Records from a data source:
•••

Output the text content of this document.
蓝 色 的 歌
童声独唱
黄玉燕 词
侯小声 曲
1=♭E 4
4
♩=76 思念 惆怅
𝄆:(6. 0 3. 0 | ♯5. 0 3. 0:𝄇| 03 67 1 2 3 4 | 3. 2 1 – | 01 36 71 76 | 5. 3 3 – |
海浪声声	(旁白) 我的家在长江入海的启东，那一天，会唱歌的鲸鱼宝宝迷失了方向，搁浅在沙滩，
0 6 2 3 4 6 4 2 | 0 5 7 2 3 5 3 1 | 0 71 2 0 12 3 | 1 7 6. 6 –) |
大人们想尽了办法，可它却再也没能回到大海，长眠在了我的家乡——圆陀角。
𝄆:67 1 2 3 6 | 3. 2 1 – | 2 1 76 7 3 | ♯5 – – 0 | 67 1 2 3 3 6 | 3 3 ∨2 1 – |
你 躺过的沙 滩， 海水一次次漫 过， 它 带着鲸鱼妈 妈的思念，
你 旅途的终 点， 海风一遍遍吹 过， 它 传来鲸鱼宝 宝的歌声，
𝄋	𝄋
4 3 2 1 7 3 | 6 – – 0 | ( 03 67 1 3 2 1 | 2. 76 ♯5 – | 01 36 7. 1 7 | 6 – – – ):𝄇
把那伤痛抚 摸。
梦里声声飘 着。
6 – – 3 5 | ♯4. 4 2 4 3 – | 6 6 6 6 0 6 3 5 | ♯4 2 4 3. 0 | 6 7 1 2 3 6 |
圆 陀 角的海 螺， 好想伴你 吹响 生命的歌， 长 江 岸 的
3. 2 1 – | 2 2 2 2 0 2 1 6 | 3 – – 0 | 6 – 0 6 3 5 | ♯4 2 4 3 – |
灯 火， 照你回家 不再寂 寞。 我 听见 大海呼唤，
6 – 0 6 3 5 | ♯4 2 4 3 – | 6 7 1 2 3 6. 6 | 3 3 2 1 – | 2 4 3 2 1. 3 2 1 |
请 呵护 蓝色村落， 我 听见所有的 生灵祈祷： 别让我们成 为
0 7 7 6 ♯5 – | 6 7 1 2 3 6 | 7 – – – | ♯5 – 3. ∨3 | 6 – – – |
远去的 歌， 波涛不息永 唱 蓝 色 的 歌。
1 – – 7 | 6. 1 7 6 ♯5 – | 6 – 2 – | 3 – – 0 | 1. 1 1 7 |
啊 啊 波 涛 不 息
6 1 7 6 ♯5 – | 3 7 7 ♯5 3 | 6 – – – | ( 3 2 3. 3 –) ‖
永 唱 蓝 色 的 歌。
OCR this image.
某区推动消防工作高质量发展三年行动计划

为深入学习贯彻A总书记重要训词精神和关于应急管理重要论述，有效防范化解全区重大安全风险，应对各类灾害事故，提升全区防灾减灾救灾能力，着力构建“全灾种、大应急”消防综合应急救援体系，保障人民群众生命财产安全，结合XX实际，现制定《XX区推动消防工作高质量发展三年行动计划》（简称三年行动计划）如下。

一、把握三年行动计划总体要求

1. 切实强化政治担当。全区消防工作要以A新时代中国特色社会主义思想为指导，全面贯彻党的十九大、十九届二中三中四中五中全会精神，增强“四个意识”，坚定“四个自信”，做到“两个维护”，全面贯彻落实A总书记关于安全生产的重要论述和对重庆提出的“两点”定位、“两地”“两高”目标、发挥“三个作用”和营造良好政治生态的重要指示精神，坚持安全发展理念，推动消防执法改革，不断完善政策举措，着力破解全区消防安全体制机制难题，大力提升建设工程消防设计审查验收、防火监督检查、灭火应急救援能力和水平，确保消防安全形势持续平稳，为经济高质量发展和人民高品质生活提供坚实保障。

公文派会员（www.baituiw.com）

•••

GIVEN INSTRUCTION: Using the records above, please retype only the run of lines from the line holding "OCR this image." through the last line, both ends included.

RESPONSE TO THIS TASK:
OCR this image.
某区推动消防工作高质量发展三年行动计划

为深入学习贯彻A总书记重要训词精神和关于应急管理重要论述，有效防范化解全区重大安全风险，应对各类灾害事故，提升全区防灾减灾救灾能力，着力构建“全灾种、大应急”消防综合应急救援体系，保障人民群众生命财产安全，结合XX实际，现制定《XX区推动消防工作高质量发展三年行动计划》（简称三年行动计划）如下。

一、把握三年行动计划总体要求

1. 切实强化政治担当。全区消防工作要以A新时代中国特色社会主义思想为指导，全面贯彻党的十九大、十九届二中三中四中五中全会精神，增强“四个意识”，坚定“四个自信”，做到“两个维护”，全面贯彻落实A总书记关于安全生产的重要论述和对重庆提出的“两点”定位、“两地”“两高”目标、发挥“三个作用”和营造良好政治生态的重要指示精神，坚持安全发展理念，推动消防执法改革，不断完善政策举措，着力破解全区消防安全体制机制难题，大力提升建设工程消防设计审查验收、防火监督检查、灭火应急救援能力和水平，确保消防安全形势持续平稳，为经济高质量发展和人民高品质生活提供坚实保障。

公文派会员（www.baituiw.com）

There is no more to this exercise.